## BRIEF
In the data that follows, count the lines in which the word "image" occurs, and report that figure alone.

— START RECORDS FOR PROCESSING —

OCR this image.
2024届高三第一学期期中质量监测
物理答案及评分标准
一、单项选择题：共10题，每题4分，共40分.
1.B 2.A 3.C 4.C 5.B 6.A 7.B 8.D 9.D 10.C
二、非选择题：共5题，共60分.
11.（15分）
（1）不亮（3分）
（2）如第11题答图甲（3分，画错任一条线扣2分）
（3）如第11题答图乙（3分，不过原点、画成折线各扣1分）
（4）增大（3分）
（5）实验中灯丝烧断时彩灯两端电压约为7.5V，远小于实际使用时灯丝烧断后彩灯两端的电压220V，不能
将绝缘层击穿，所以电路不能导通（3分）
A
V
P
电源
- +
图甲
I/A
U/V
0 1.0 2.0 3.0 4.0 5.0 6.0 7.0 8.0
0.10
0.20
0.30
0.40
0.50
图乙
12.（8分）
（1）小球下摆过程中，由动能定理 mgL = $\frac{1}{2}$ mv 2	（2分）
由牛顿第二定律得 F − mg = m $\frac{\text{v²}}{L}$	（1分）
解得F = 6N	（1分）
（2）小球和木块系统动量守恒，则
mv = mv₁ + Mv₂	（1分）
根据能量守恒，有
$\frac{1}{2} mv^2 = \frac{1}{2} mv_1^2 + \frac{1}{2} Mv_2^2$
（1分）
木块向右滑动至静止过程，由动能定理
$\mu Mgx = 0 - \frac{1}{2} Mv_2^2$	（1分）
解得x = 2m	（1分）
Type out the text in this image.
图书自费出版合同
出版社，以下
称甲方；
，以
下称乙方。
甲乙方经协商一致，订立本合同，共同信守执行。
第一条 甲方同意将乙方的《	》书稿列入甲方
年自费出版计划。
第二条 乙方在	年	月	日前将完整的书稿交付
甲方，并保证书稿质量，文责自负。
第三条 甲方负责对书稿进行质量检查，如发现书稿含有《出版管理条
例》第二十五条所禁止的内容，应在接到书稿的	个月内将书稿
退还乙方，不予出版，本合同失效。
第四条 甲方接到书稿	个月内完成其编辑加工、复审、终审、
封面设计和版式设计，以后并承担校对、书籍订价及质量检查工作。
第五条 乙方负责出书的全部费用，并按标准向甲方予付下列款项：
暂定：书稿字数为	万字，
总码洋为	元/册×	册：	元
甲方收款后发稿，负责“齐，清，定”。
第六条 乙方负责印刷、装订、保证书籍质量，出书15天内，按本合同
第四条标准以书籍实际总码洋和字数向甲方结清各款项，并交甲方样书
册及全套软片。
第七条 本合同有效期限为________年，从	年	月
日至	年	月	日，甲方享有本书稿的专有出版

— END RECORDS FOR PROCESSING —

## SOLUTION FOR THIS PROBLEM
2